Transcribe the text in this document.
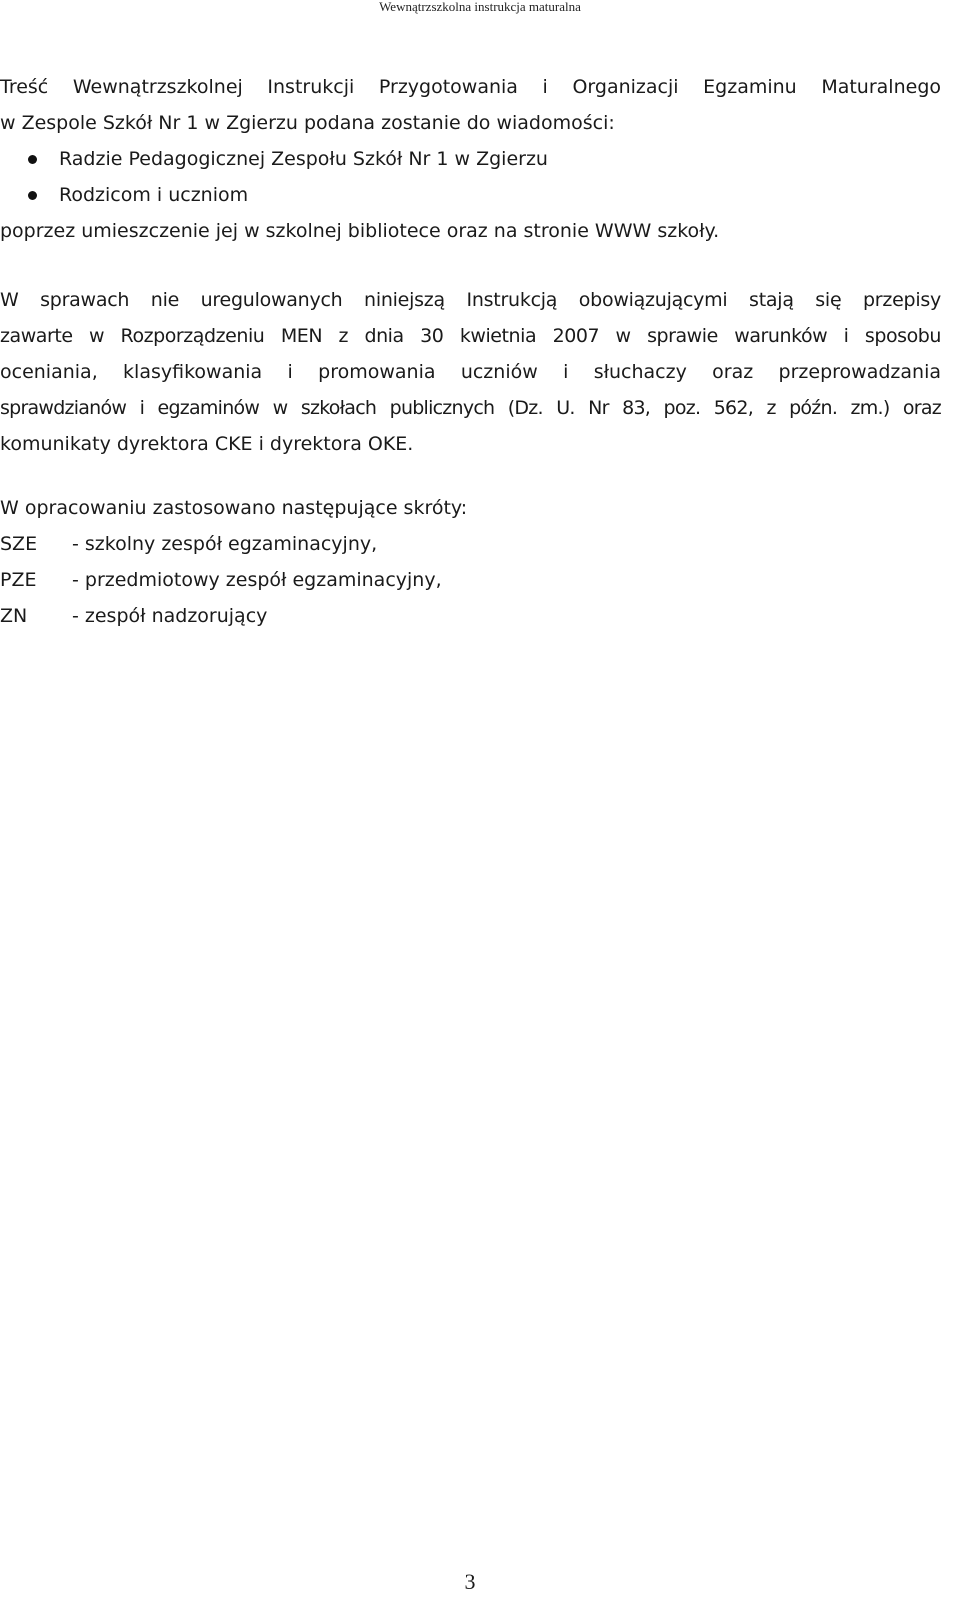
Wewnątrzszkolna instrukcja maturalna
Treść Wewnątrzszkolnej Instrukcji Przygotowania i Organizacji Egzaminu Maturalnego
w Zespole Szkół Nr 1 w Zgierzu podana zostanie do wiadomości:
Radzie Pedagogicznej Zespołu Szkół Nr 1 w Zgierzu
Rodzicom i uczniom
poprzez umieszczenie jej w szkolnej bibliotece oraz na stronie WWW szkoły.
W sprawach nie uregulowanych niniejszą Instrukcją obowiązującymi stają się przepisy
zawarte w Rozporządzeniu MEN z dnia 30 kwietnia 2007 w sprawie warunków i sposobu
oceniania, klasyfikowania i promowania uczniów i słuchaczy oraz przeprowadzania
sprawdzianów i egzaminów w szkołach publicznych (Dz. U. Nr 83, poz. 562, z późn. zm.) oraz
komunikaty dyrektora CKE i dyrektora OKE.
W opracowaniu zastosowano następujące skróty:
SZE	- szkolny zespół egzaminacyjny,
PZE	- przedmiotowy zespół egzaminacyjny,
ZN	- zespół nadzorujący
3
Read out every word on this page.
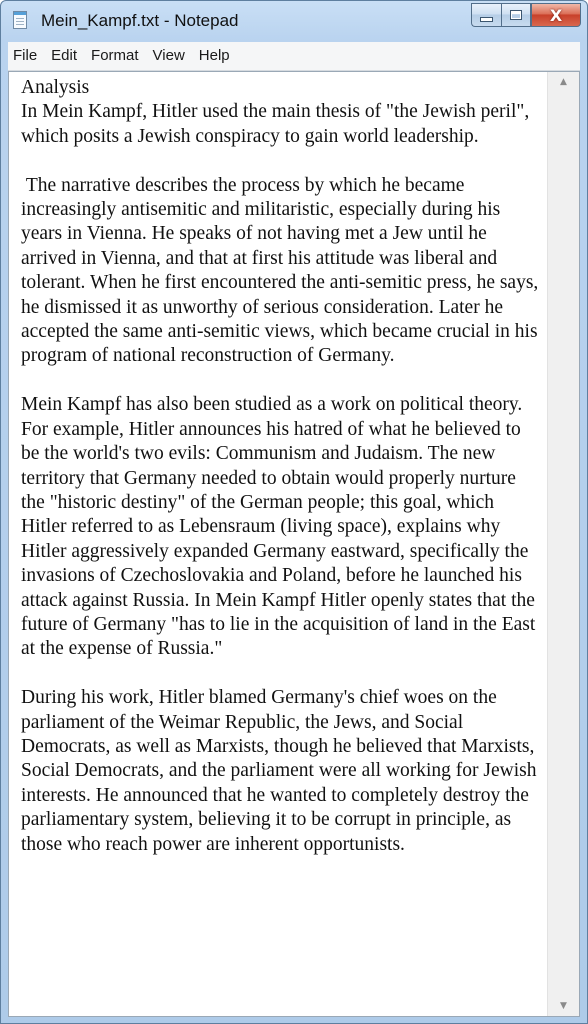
Mein_Kampf.txt - Notepad	X
File Edit Format View Help
Analysis
In Mein Kampf, Hitler used the main thesis of "the Jewish peril", which posits a Jewish conspiracy to gain world leadership.

The narrative describes the process by which he became increasingly antisemitic and militaristic, especially during his years in Vienna. He speaks of not having met a Jew until he arrived in Vienna, and that at first his attitude was liberal and tolerant. When he first encountered the anti-semitic press, he says, he dismissed it as unworthy of serious consideration. Later he accepted the same anti-semitic views, which became crucial in his program of national reconstruction of Germany.

Mein Kampf has also been studied as a work on political theory. For example, Hitler announces his hatred of what he believed to be the world's two evils: Communism and Judaism. The new territory that Germany needed to obtain would properly nurture the "historic destiny" of the German people; this goal, which Hitler referred to as Lebensraum (living space), explains why Hitler aggressively expanded Germany eastward, specifically the invasions of Czechoslovakia and Poland, before he launched his attack against Russia. In Mein Kampf Hitler openly states that the future of Germany "has to lie in the acquisition of land in the East at the expense of Russia."

During his work, Hitler blamed Germany's chief woes on the parliament of the Weimar Republic, the Jews, and Social Democrats, as well as Marxists, though he believed that Marxists, Social Democrats, and the parliament were all working for Jewish interests. He announced that he wanted to completely destroy the parliamentary system, believing it to be corrupt in principle, as those who reach power are inherent opportunists.
▲
▼
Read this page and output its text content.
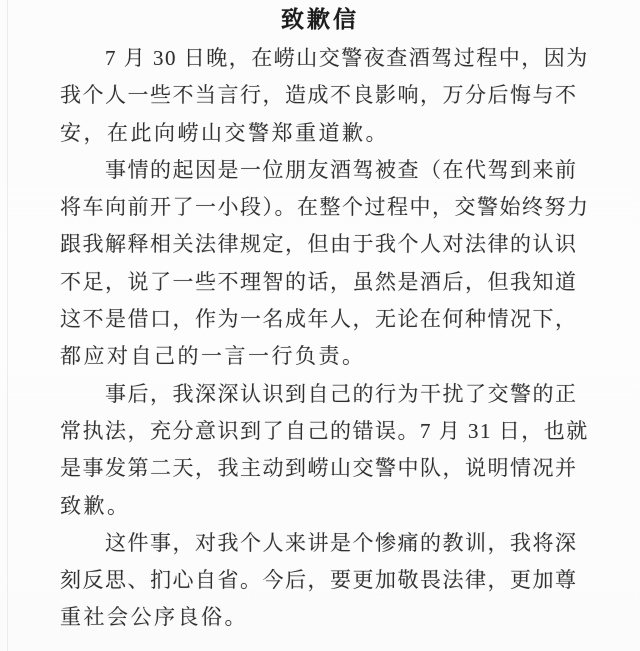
致歉信
7 月 30 日晚，在崂山交警夜查酒驾过程中，因为
我个人一些不当言行，造成不良影响，万分后悔与不
安，在此向崂山交警郑重道歉。
事情的起因是一位朋友酒驾被查（在代驾到来前
将车向前开了一小段）。在整个过程中，交警始终努力
跟我解释相关法律规定，但由于我个人对法律的认识
不足，说了一些不理智的话，虽然是酒后，但我知道
这不是借口，作为一名成年人，无论在何种情况下，
都应对自己的一言一行负责。
事后，我深深认识到自己的行为干扰了交警的正
常执法，充分意识到了自己的错误。7 月 31 日，也就
是事发第二天，我主动到崂山交警中队，说明情况并
致歉。
这件事，对我个人来讲是个惨痛的教训，我将深
刻反思、扪心自省。今后，要更加敬畏法律，更加尊
重社会公序良俗。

== WRITTEN PROBLEM ==
Keep the pictures out and write out the records exactly.

== ANSWER FOR THE TASK ==
Transcribe the text in this document.
Wewnątrzszkolna instrukcja maturalna
Treść Wewnątrzszkolnej Instrukcji Przygotowania i Organizacji Egzaminu Maturalnego
w Zespole Szkół Nr 1 w Zgierzu podana zostanie do wiadomości:
Radzie Pedagogicznej Zespołu Szkół Nr 1 w Zgierzu
Rodzicom i uczniom
poprzez umieszczenie jej w szkolnej bibliotece oraz na stronie WWW szkoły.
W sprawach nie uregulowanych niniejszą Instrukcją obowiązującymi stają się przepisy
zawarte w Rozporządzeniu MEN z dnia 30 kwietnia 2007 w sprawie warunków i sposobu
oceniania, klasyfikowania i promowania uczniów i słuchaczy oraz przeprowadzania
sprawdzianów i egzaminów w szkołach publicznych (Dz. U. Nr 83, poz. 562, z późn. zm.) oraz
komunikaty dyrektora CKE i dyrektora OKE.
W opracowaniu zastosowano następujące skróty:
SZE	- szkolny zespół egzaminacyjny,
PZE	- przedmiotowy zespół egzaminacyjny,
ZN	- zespół nadzorujący
3
Read out every word on this page.
Mein_Kampf.txt - Notepad	X
File Edit Format View Help
Analysis
In Mein Kampf, Hitler used the main thesis of "the Jewish peril", which posits a Jewish conspiracy to gain world leadership.

The narrative describes the process by which he became increasingly antisemitic and militaristic, especially during his years in Vienna. He speaks of not having met a Jew until he arrived in Vienna, and that at first his attitude was liberal and tolerant. When he first encountered the anti-semitic press, he says, he dismissed it as unworthy of serious consideration. Later he accepted the same anti-semitic views, which became crucial in his program of national reconstruction of Germany.

Mein Kampf has also been studied as a work on political theory. For example, Hitler announces his hatred of what he believed to be the world's two evils: Communism and Judaism. The new territory that Germany needed to obtain would properly nurture the "historic destiny" of the German people; this goal, which Hitler referred to as Lebensraum (living space), explains why Hitler aggressively expanded Germany eastward, specifically the invasions of Czechoslovakia and Poland, before he launched his attack against Russia. In Mein Kampf Hitler openly states that the future of Germany "has to lie in the acquisition of land in the East at the expense of Russia."

During his work, Hitler blamed Germany's chief woes on the parliament of the Weimar Republic, the Jews, and Social Democrats, as well as Marxists, though he believed that Marxists, Social Democrats, and the parliament were all working for Jewish interests. He announced that he wanted to completely destroy the parliamentary system, believing it to be corrupt in principle, as those who reach power are inherent opportunists.
▲
▼
Read this page and output its text content.
致歉信
7 月 30 日晚，在崂山交警夜查酒驾过程中，因为
我个人一些不当言行，造成不良影响，万分后悔与不
安，在此向崂山交警郑重道歉。
事情的起因是一位朋友酒驾被查（在代驾到来前
将车向前开了一小段）。在整个过程中，交警始终努力
跟我解释相关法律规定，但由于我个人对法律的认识
不足，说了一些不理智的话，虽然是酒后，但我知道
这不是借口，作为一名成年人，无论在何种情况下，
都应对自己的一言一行负责。
事后，我深深认识到自己的行为干扰了交警的正
常执法，充分意识到了自己的错误。7 月 31 日，也就
是事发第二天，我主动到崂山交警中队，说明情况并
致歉。
这件事，对我个人来讲是个惨痛的教训，我将深
刻反思、扪心自省。今后，要更加敬畏法律，更加尊
重社会公序良俗。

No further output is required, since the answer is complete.